INFORMATION SHOWN –
--

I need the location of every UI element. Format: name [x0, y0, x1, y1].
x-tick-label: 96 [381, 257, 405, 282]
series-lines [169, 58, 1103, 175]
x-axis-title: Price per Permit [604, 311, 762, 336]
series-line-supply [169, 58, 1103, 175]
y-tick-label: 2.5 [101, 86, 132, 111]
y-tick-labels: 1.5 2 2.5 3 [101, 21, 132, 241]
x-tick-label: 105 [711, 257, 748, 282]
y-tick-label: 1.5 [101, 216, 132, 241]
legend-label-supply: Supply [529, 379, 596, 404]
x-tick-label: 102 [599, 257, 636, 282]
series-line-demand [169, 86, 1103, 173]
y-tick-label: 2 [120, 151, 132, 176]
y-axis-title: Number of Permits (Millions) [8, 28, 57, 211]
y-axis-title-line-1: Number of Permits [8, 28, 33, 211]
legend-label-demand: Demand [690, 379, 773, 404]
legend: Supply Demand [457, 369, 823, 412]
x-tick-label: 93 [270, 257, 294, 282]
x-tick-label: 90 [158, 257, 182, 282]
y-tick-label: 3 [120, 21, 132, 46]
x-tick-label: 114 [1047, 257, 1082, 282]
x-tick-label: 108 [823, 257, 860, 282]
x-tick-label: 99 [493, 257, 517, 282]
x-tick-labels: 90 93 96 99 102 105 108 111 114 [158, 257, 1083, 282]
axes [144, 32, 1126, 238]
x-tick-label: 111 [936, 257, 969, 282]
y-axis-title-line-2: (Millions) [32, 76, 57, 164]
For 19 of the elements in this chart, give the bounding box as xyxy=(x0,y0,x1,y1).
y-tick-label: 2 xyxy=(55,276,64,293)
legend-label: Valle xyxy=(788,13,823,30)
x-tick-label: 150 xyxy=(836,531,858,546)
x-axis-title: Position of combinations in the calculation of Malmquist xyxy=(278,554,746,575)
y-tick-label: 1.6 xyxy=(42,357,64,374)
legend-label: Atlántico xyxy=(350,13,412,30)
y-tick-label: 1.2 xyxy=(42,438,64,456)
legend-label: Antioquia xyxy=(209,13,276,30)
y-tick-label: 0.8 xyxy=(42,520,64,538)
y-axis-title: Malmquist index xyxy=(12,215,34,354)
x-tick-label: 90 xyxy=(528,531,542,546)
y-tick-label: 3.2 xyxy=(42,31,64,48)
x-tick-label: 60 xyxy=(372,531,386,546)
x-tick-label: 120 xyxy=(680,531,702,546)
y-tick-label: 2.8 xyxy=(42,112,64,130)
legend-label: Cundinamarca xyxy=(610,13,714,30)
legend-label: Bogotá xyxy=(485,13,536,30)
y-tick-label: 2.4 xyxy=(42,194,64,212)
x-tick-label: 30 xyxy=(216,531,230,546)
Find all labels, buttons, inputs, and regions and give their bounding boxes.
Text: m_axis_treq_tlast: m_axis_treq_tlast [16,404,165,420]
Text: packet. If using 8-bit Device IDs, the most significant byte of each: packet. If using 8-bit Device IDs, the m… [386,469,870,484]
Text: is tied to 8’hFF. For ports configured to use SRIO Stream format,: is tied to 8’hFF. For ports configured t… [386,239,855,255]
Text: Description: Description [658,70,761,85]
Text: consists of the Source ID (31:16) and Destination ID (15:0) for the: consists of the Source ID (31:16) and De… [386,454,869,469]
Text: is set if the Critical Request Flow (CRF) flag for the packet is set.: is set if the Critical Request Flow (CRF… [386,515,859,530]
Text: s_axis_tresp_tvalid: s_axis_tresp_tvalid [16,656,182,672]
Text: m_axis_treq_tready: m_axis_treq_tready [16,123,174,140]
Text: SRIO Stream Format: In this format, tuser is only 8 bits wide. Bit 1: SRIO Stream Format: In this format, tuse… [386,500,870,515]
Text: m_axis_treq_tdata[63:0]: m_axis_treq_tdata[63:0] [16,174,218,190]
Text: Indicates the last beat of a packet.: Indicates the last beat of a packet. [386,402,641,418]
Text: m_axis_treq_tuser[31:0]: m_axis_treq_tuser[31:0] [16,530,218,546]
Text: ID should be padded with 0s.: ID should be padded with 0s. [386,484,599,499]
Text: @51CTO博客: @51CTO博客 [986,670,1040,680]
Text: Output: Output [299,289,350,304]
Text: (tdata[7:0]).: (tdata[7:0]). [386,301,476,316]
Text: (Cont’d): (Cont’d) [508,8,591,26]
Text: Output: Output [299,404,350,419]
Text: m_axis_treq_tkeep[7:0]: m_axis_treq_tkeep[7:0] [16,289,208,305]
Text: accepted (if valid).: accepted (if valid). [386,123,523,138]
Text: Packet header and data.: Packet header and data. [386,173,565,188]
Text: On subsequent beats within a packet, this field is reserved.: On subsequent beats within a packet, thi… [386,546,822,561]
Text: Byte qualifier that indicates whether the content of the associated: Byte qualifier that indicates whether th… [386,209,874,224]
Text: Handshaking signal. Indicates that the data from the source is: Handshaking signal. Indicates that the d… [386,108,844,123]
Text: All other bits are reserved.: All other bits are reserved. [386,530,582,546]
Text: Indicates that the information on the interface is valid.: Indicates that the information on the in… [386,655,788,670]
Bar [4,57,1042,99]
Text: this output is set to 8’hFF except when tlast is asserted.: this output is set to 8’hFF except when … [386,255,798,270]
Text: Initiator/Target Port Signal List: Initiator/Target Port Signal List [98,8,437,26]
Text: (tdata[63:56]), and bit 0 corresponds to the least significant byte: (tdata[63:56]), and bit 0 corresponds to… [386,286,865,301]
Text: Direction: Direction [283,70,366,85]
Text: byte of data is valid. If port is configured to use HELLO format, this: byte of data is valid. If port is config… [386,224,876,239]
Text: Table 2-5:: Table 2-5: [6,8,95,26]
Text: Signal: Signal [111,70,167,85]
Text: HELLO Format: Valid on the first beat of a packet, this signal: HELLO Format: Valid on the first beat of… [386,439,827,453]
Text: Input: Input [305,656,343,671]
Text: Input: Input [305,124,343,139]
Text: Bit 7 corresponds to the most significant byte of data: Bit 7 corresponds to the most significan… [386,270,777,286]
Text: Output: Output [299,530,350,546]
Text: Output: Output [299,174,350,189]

--

OBJECTIVE – Convert every line of the entries into a Markdown table with the columns "No." and "Line", numbering the rows and skipping blank lines.

EXERCISE SOLUTION –
| No. | Line |
|---|---|
| 1 | I need the location of every UI element. Format: name [x0, y0, x1, y1]. |
| 2 | x-tick-label: 96 [381, 257, 405, 282] |
| 3 | series-lines [169, 58, 1103, 175] |
| 4 | x-axis-title: Price per Permit [604, 311, 762, 336] |
| 5 | series-line-supply [169, 58, 1103, 175] |
| 6 | y-tick-label: 2.5 [101, 86, 132, 111] |
| 7 | y-tick-labels: 1.5 2 2.5 3 [101, 21, 132, 241] |
| 8 | x-tick-label: 105 [711, 257, 748, 282] |
| 9 | y-tick-label: 1.5 [101, 216, 132, 241] |
| 10 | legend-label-supply: Supply [529, 379, 596, 404] |
| 11 | x-tick-label: 102 [599, 257, 636, 282] |
| 12 | series-line-demand [169, 86, 1103, 173] |
| 13 | y-tick-label: 2 [120, 151, 132, 176] |
| 14 | y-axis-title: Number of Permits (Millions) [8, 28, 57, 211] |
| 15 | y-axis-title-line-1: Number of Permits [8, 28, 33, 211] |
| 16 | legend-label-demand: Demand [690, 379, 773, 404] |
| 17 | legend: Supply Demand [457, 369, 823, 412] |
| 18 | x-tick-label: 93 [270, 257, 294, 282] |
| 19 | x-tick-label: 90 [158, 257, 182, 282] |
| 20 | y-tick-label: 3 [120, 21, 132, 46] |
| 21 | x-tick-label: 114 [1047, 257, 1082, 282] |
| 22 | x-tick-label: 108 [823, 257, 860, 282] |
| 23 | x-tick-label: 99 [493, 257, 517, 282] |
| 24 | x-tick-labels: 90 93 96 99 102 105 108 111 114 [158, 257, 1083, 282] |
| 25 | axes [144, 32, 1126, 238] |
| 26 | x-tick-label: 111 [936, 257, 969, 282] |
| 27 | y-axis-title-line-2: (Millions) [32, 76, 57, 164] |
| 28 | For 19 of the elements in this chart, give the bounding box as xyxy=(x0,y0,x1,y1). |
| 29 | y-tick-label: 2 xyxy=(55,276,64,293) |
| 30 | legend-label: Valle xyxy=(788,13,823,30) |
| 31 | x-tick-label: 150 xyxy=(836,531,858,546) |
| 32 | x-axis-title: Position of combinations in the calculation of Malmquist xyxy=(278,554,746,575) |
| 33 | y-tick-label: 1.6 xyxy=(42,357,64,374) |
| 34 | legend-label: Atlántico xyxy=(350,13,412,30) |
| 35 | y-tick-label: 1.2 xyxy=(42,438,64,456) |
| 36 | legend-label: Antioquia xyxy=(209,13,276,30) |
| 37 | y-tick-label: 0.8 xyxy=(42,520,64,538) |
| 38 | y-axis-title: Malmquist index xyxy=(12,215,34,354) |
| 39 | x-tick-label: 90 xyxy=(528,531,542,546) |
| 40 | y-tick-label: 3.2 xyxy=(42,31,64,48) |
| 41 | x-tick-label: 60 xyxy=(372,531,386,546) |
| 42 | x-tick-label: 120 xyxy=(680,531,702,546) |
| 43 | y-tick-label: 2.8 xyxy=(42,112,64,130) |
| 44 | legend-label: Cundinamarca xyxy=(610,13,714,30) |
| 45 | legend-label: Bogotá xyxy=(485,13,536,30) |
| 46 | y-tick-label: 2.4 xyxy=(42,194,64,212) |
| 47 | x-tick-label: 30 xyxy=(216,531,230,546) |
| 48 | Find all labels, buttons, inputs, and regions and give their bounding boxes. |
| 49 | Text: m_axis_treq_tlast: m_axis_treq_tlast [16,404,165,420] |
| 50 | Text: packet. If using 8-bit Device IDs, the most significant byte of each: packet. If using 8-bit Device IDs, the m… [386,469,870,484] |
| 51 | Text: is tied to 8’hFF. For ports configured to use SRIO Stream format,: is tied to 8’hFF. For ports configured t… [386,239,855,255] |
| 52 | Text: Description: Description [658,70,761,85] |
| 53 | Text: consists of the Source ID (31:16) and Destination ID (15:0) for the: consists of the Source ID (31:16) and De… [386,454,869,469] |
| 54 | Text: is set if the Critical Request Flow (CRF) flag for the packet is set.: is set if the Critical Request Flow (CRF… [386,515,859,530] |
| 55 | Text: s_axis_tresp_tvalid: s_axis_tresp_tvalid [16,656,182,672] |
| 56 | Text: m_axis_treq_tready: m_axis_treq_tready [16,123,174,140] |
| 57 | Text: SRIO Stream Format: In this format, tuser is only 8 bits wide. Bit 1: SRIO Stream Format: In this format, tuse… [386,500,870,515] |
| 58 | Text: m_axis_treq_tdata[63:0]: m_axis_treq_tdata[63:0] [16,174,218,190] |
| 59 | Text: Indicates the last beat of a packet.: Indicates the last beat of a packet. [386,402,641,418] |
| 60 | Text: m_axis_treq_tuser[31:0]: m_axis_treq_tuser[31:0] [16,530,218,546] |
| 61 | Text: ID should be padded with 0s.: ID should be padded with 0s. [386,484,599,499] |
| 62 | Text: @51CTO博客: @51CTO博客 [986,670,1040,680] |
| 63 | Text: Output: Output [299,289,350,304] |
| 64 | Text: (tdata[7:0]).: (tdata[7:0]). [386,301,476,316] |
| 65 | Text: (Cont’d): (Cont’d) [508,8,591,26] |
| 66 | Text: Output: Output [299,404,350,419] |
| 67 | Text: m_axis_treq_tkeep[7:0]: m_axis_treq_tkeep[7:0] [16,289,208,305] |
| 68 | Text: accepted (if valid).: accepted (if valid). [386,123,523,138] |
| 69 | Text: Packet header and data.: Packet header and data. [386,173,565,188] |
| 70 | Text: On subsequent beats within a packet, this field is reserved.: On subsequent beats within a packet, thi… [386,546,822,561] |
| 71 | Text: Byte qualifier that indicates whether the content of the associated: Byte qualifier that indicates whether th… [386,209,874,224] |
| 72 | Text: Handshaking signal. Indicates that the data from the source is: Handshaking signal. Indicates that the d… [386,108,844,123] |
| 73 | Text: All other bits are reserved.: All other bits are reserved. [386,530,582,546] |
| 74 | Text: Indicates that the information on the interface is valid.: Indicates that the information on the in… [386,655,788,670] |
| 75 | Bar [4,57,1042,99] |
| 76 | Text: this output is set to 8’hFF except when tlast is asserted.: this output is set to 8’hFF except when … [386,255,798,270] |
| 77 | Text: Initiator/Target Port Signal List: Initiator/Target Port Signal List [98,8,437,26] |
| 78 | Text: (tdata[63:56]), and bit 0 corresponds to the least significant byte: (tdata[63:56]), and bit 0 corresponds to… [386,286,865,301] |
| 79 | Text: Direction: Direction [283,70,366,85] |
| 80 | Text: byte of data is valid. If port is configured to use HELLO format, this: byte of data is valid. If port is config… [386,224,876,239] |
| 81 | Text: Table 2-5:: Table 2-5: [6,8,95,26] |
| 82 | Text: Signal: Signal [111,70,167,85] |
| 83 | Text: HELLO Format: Valid on the first beat of a packet, this signal: HELLO Format: Valid on the first beat of… [386,439,827,453] |
| 84 | Text: Input: Input [305,656,343,671] |
| 85 | Text: Input: Input [305,124,343,139] |
| 86 | Text: Bit 7 corresponds to the most significant byte of data: Bit 7 corresponds to the most significan… [386,270,777,286] |
| 87 | Text: Output: Output [299,530,350,546] |
| 88 | Text: Output: Output [299,174,350,189] |